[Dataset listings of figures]
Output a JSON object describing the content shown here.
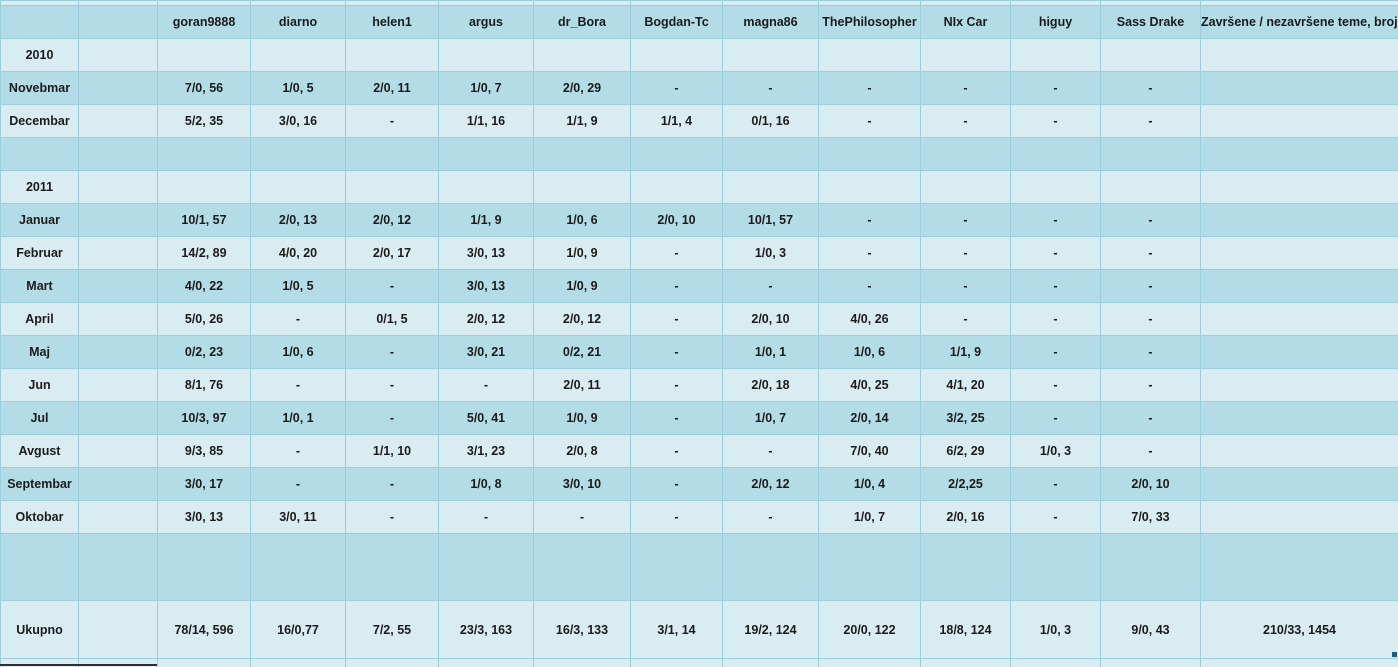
{
  "colors": {
    "band_light": "#d9ecf2",
    "band_medium": "#b4dce7",
    "grid": "#99cede",
    "header_blue": "#2173b4",
    "note_red": "#d60000",
    "total_red": "#ff0000",
    "ink": "#1b1b1b"
  },
  "table": {
    "users": [
      "goran9888",
      "diarno",
      "helen1",
      "argus",
      "dr_Bora",
      "Bogdan-Tc",
      "magna86",
      "ThePhilosopher",
      "NIx Car",
      "higuy",
      "Sass Drake"
    ],
    "last_column_header": "Završene / nezavršene teme, broj logova",
    "rows": [
      {
        "type": "year",
        "label": "2010",
        "cells": [
          "",
          "",
          "",
          "",
          "",
          "",
          "",
          "",
          "",
          "",
          ""
        ]
      },
      {
        "type": "month",
        "label": "Novebmar",
        "cells": [
          "7/0, 56",
          "1/0, 5",
          "2/0, 11",
          "1/0, 7",
          "2/0, 29",
          "-",
          "-",
          "-",
          "-",
          "-",
          "-"
        ]
      },
      {
        "type": "month",
        "label": "Decembar",
        "cells": [
          "5/2, 35",
          "3/0, 16",
          "-",
          "1/1, 16",
          "1/1, 9",
          "1/1, 4",
          "0/1, 16",
          "-",
          "-",
          "-",
          "-"
        ]
      },
      {
        "type": "spacer",
        "label": "",
        "cells": [
          "",
          "",
          "",
          "",
          "",
          "",
          "",
          "",
          "",
          "",
          ""
        ]
      },
      {
        "type": "year",
        "label": "2011",
        "cells": [
          "",
          "",
          "",
          "",
          "",
          "",
          "",
          "",
          "",
          "",
          ""
        ]
      },
      {
        "type": "month",
        "label": "Januar",
        "cells": [
          "10/1, 57",
          "2/0, 13",
          "2/0, 12",
          "1/1, 9",
          "1/0, 6",
          "2/0, 10",
          "10/1, 57",
          "-",
          "-",
          "-",
          "-"
        ]
      },
      {
        "type": "month",
        "label": "Februar",
        "cells": [
          "14/2, 89",
          "4/0, 20",
          "2/0, 17",
          "3/0, 13",
          "1/0, 9",
          "-",
          "1/0, 3",
          "-",
          "-",
          "-",
          "-"
        ]
      },
      {
        "type": "month",
        "label": "Mart",
        "cells": [
          "4/0, 22",
          "1/0, 5",
          "-",
          "3/0, 13",
          "1/0, 9",
          "-",
          "-",
          "-",
          "-",
          "-",
          "-"
        ]
      },
      {
        "type": "month",
        "label": "April",
        "cells": [
          "5/0, 26",
          "-",
          "0/1, 5",
          "2/0, 12",
          "2/0, 12",
          "-",
          "2/0, 10",
          "4/0, 26",
          "-",
          "-",
          "-"
        ]
      },
      {
        "type": "month",
        "label": "Maj",
        "cells": [
          "0/2, 23",
          "1/0, 6",
          "-",
          "3/0, 21",
          "0/2, 21",
          "-",
          "1/0, 1",
          "1/0, 6",
          "1/1, 9",
          "-",
          "-"
        ]
      },
      {
        "type": "month",
        "label": "Jun",
        "cells": [
          "8/1, 76",
          "-",
          "-",
          "-",
          "2/0, 11",
          "-",
          "2/0, 18",
          "4/0, 25",
          "4/1, 20",
          "-",
          "-"
        ]
      },
      {
        "type": "month",
        "label": "Jul",
        "cells": [
          "10/3, 97",
          "1/0, 1",
          "-",
          "5/0, 41",
          "1/0, 9",
          "-",
          "1/0, 7",
          "2/0, 14",
          "3/2, 25",
          "-",
          "-"
        ]
      },
      {
        "type": "month",
        "label": "Avgust",
        "cells": [
          "9/3, 85",
          "-",
          "1/1, 10",
          "3/1, 23",
          "2/0, 8",
          "-",
          "-",
          "7/0, 40",
          "6/2, 29",
          "1/0, 3",
          "-"
        ]
      },
      {
        "type": "month",
        "label": "Septembar",
        "cells": [
          "3/0, 17",
          "-",
          "-",
          "1/0, 8",
          "3/0, 10",
          "-",
          "2/0, 12",
          "1/0, 4",
          "2/2,25",
          "-",
          "2/0, 10"
        ]
      },
      {
        "type": "month",
        "label": "Oktobar",
        "cells": [
          "3/0, 13",
          "3/0, 11",
          "-",
          "-",
          "-",
          "-",
          "-",
          "1/0, 7",
          "2/0, 16",
          "-",
          "7/0, 33"
        ]
      },
      {
        "type": "spacer-tall",
        "label": "",
        "cells": [
          "",
          "",
          "",
          "",
          "",
          "",
          "",
          "",
          "",
          "",
          ""
        ]
      }
    ],
    "total_row": {
      "label": "Ukupno",
      "cells": [
        "78/14, 596",
        "16/0,77",
        "7/2, 55",
        "23/3, 163",
        "16/3, 133",
        "3/1, 14",
        "19/2, 124",
        "20/0, 122",
        "18/8, 124",
        "1/0, 3",
        "9/0, 43"
      ],
      "grand_total": "210/33, 1454"
    }
  }
}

- **Do this**: Make an exact copy of all entries above, dropping the images.

- **Finished exercise**:
Output a JSON object describing the content shown here.
{
  "colors": {
    "band_light": "#d9ecf2",
    "band_medium": "#b4dce7",
    "grid": "#99cede",
    "header_blue": "#2173b4",
    "note_red": "#d60000",
    "total_red": "#ff0000",
    "ink": "#1b1b1b"
  },
  "table": {
    "users": [
      "goran9888",
      "diarno",
      "helen1",
      "argus",
      "dr_Bora",
      "Bogdan-Tc",
      "magna86",
      "ThePhilosopher",
      "NIx Car",
      "higuy",
      "Sass Drake"
    ],
    "last_column_header": "Završene / nezavršene teme, broj logova",
    "rows": [
      {
        "type": "year",
        "label": "2010",
        "cells": [
          "",
          "",
          "",
          "",
          "",
          "",
          "",
          "",
          "",
          "",
          ""
        ]
      },
      {
        "type": "month",
        "label": "Novebmar",
        "cells": [
          "7/0, 56",
          "1/0, 5",
          "2/0, 11",
          "1/0, 7",
          "2/0, 29",
          "-",
          "-",
          "-",
          "-",
          "-",
          "-"
        ]
      },
      {
        "type": "month",
        "label": "Decembar",
        "cells": [
          "5/2, 35",
          "3/0, 16",
          "-",
          "1/1, 16",
          "1/1, 9",
          "1/1, 4",
          "0/1, 16",
          "-",
          "-",
          "-",
          "-"
        ]
      },
      {
        "type": "spacer",
        "label": "",
        "cells": [
          "",
          "",
          "",
          "",
          "",
          "",
          "",
          "",
          "",
          "",
          ""
        ]
      },
      {
        "type": "year",
        "label": "2011",
        "cells": [
          "",
          "",
          "",
          "",
          "",
          "",
          "",
          "",
          "",
          "",
          ""
        ]
      },
      {
        "type": "month",
        "label": "Januar",
        "cells": [
          "10/1, 57",
          "2/0, 13",
          "2/0, 12",
          "1/1, 9",
          "1/0, 6",
          "2/0, 10",
          "10/1, 57",
          "-",
          "-",
          "-",
          "-"
        ]
      },
      {
        "type": "month",
        "label": "Februar",
        "cells": [
          "14/2, 89",
          "4/0, 20",
          "2/0, 17",
          "3/0, 13",
          "1/0, 9",
          "-",
          "1/0, 3",
          "-",
          "-",
          "-",
          "-"
        ]
      },
      {
        "type": "month",
        "label": "Mart",
        "cells": [
          "4/0, 22",
          "1/0, 5",
          "-",
          "3/0, 13",
          "1/0, 9",
          "-",
          "-",
          "-",
          "-",
          "-",
          "-"
        ]
      },
      {
        "type": "month",
        "label": "April",
        "cells": [
          "5/0, 26",
          "-",
          "0/1, 5",
          "2/0, 12",
          "2/0, 12",
          "-",
          "2/0, 10",
          "4/0, 26",
          "-",
          "-",
          "-"
        ]
      },
      {
        "type": "month",
        "label": "Maj",
        "cells": [
          "0/2, 23",
          "1/0, 6",
          "-",
          "3/0, 21",
          "0/2, 21",
          "-",
          "1/0, 1",
          "1/0, 6",
          "1/1, 9",
          "-",
          "-"
        ]
      },
      {
        "type": "month",
        "label": "Jun",
        "cells": [
          "8/1, 76",
          "-",
          "-",
          "-",
          "2/0, 11",
          "-",
          "2/0, 18",
          "4/0, 25",
          "4/1, 20",
          "-",
          "-"
        ]
      },
      {
        "type": "month",
        "label": "Jul",
        "cells": [
          "10/3, 97",
          "1/0, 1",
          "-",
          "5/0, 41",
          "1/0, 9",
          "-",
          "1/0, 7",
          "2/0, 14",
          "3/2, 25",
          "-",
          "-"
        ]
      },
      {
        "type": "month",
        "label": "Avgust",
        "cells": [
          "9/3, 85",
          "-",
          "1/1, 10",
          "3/1, 23",
          "2/0, 8",
          "-",
          "-",
          "7/0, 40",
          "6/2, 29",
          "1/0, 3",
          "-"
        ]
      },
      {
        "type": "month",
        "label": "Septembar",
        "cells": [
          "3/0, 17",
          "-",
          "-",
          "1/0, 8",
          "3/0, 10",
          "-",
          "2/0, 12",
          "1/0, 4",
          "2/2,25",
          "-",
          "2/0, 10"
        ]
      },
      {
        "type": "month",
        "label": "Oktobar",
        "cells": [
          "3/0, 13",
          "3/0, 11",
          "-",
          "-",
          "-",
          "-",
          "-",
          "1/0, 7",
          "2/0, 16",
          "-",
          "7/0, 33"
        ]
      },
      {
        "type": "spacer-tall",
        "label": "",
        "cells": [
          "",
          "",
          "",
          "",
          "",
          "",
          "",
          "",
          "",
          "",
          ""
        ]
      }
    ],
    "total_row": {
      "label": "Ukupno",
      "cells": [
        "78/14, 596",
        "16/0,77",
        "7/2, 55",
        "23/3, 163",
        "16/3, 133",
        "3/1, 14",
        "19/2, 124",
        "20/0, 122",
        "18/8, 124",
        "1/0, 3",
        "9/0, 43"
      ],
      "grand_total": "210/33, 1454"
    }
  }
}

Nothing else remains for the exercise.